▶ **ENTRIES PROVIDED**
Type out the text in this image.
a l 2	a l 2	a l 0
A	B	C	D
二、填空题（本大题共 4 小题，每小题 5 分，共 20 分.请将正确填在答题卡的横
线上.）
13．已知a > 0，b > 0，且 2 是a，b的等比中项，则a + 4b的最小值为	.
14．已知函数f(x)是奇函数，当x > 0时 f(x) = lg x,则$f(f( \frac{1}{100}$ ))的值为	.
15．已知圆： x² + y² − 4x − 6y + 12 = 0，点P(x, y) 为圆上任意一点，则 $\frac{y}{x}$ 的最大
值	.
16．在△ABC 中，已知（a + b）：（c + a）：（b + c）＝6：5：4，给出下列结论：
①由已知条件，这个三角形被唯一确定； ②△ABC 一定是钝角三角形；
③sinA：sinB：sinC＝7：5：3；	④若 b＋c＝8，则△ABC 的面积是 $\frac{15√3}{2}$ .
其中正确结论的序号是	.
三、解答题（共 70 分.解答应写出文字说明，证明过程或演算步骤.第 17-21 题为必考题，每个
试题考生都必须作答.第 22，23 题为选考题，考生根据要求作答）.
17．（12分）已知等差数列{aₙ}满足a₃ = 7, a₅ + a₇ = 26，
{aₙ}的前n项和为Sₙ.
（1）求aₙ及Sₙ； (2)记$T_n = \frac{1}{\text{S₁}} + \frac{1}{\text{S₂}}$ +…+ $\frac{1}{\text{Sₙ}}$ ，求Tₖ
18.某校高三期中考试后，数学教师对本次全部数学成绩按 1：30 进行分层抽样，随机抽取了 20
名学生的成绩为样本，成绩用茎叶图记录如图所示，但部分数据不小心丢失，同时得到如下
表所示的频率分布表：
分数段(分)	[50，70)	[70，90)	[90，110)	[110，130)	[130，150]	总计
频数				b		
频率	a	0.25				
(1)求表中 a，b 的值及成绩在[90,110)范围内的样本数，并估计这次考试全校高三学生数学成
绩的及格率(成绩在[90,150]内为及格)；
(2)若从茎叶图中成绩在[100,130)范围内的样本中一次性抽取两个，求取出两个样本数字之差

▶ **YOUR TASK**
Repeat back the data above, exact to the last character.

▶ **REPLY**
Type out the text in this image.
a l 2	a l 2	a l 0
A	B	C	D
二、填空题（本大题共 4 小题，每小题 5 分，共 20 分.请将正确填在答题卡的横
线上.）
13．已知a > 0，b > 0，且 2 是a，b的等比中项，则a + 4b的最小值为	.
14．已知函数f(x)是奇函数，当x > 0时 f(x) = lg x,则$f(f( \frac{1}{100}$ ))的值为	.
15．已知圆： x² + y² − 4x − 6y + 12 = 0，点P(x, y) 为圆上任意一点，则 $\frac{y}{x}$ 的最大
值	.
16．在△ABC 中，已知（a + b）：（c + a）：（b + c）＝6：5：4，给出下列结论：
①由已知条件，这个三角形被唯一确定； ②△ABC 一定是钝角三角形；
③sinA：sinB：sinC＝7：5：3；	④若 b＋c＝8，则△ABC 的面积是 $\frac{15√3}{2}$ .
其中正确结论的序号是	.
三、解答题（共 70 分.解答应写出文字说明，证明过程或演算步骤.第 17-21 题为必考题，每个
试题考生都必须作答.第 22，23 题为选考题，考生根据要求作答）.
17．（12分）已知等差数列{aₙ}满足a₃ = 7, a₅ + a₇ = 26，
{aₙ}的前n项和为Sₙ.
（1）求aₙ及Sₙ； (2)记$T_n = \frac{1}{\text{S₁}} + \frac{1}{\text{S₂}}$ +…+ $\frac{1}{\text{Sₙ}}$ ，求Tₖ
18.某校高三期中考试后，数学教师对本次全部数学成绩按 1：30 进行分层抽样，随机抽取了 20
名学生的成绩为样本，成绩用茎叶图记录如图所示，但部分数据不小心丢失，同时得到如下
表所示的频率分布表：
分数段(分)	[50，70)	[70，90)	[90，110)	[110，130)	[130，150]	总计
频数				b		
频率	a	0.25				
(1)求表中 a，b 的值及成绩在[90,110)范围内的样本数，并估计这次考试全校高三学生数学成
绩的及格率(成绩在[90,150]内为及格)；
(2)若从茎叶图中成绩在[100,130)范围内的样本中一次性抽取两个，求取出两个样本数字之差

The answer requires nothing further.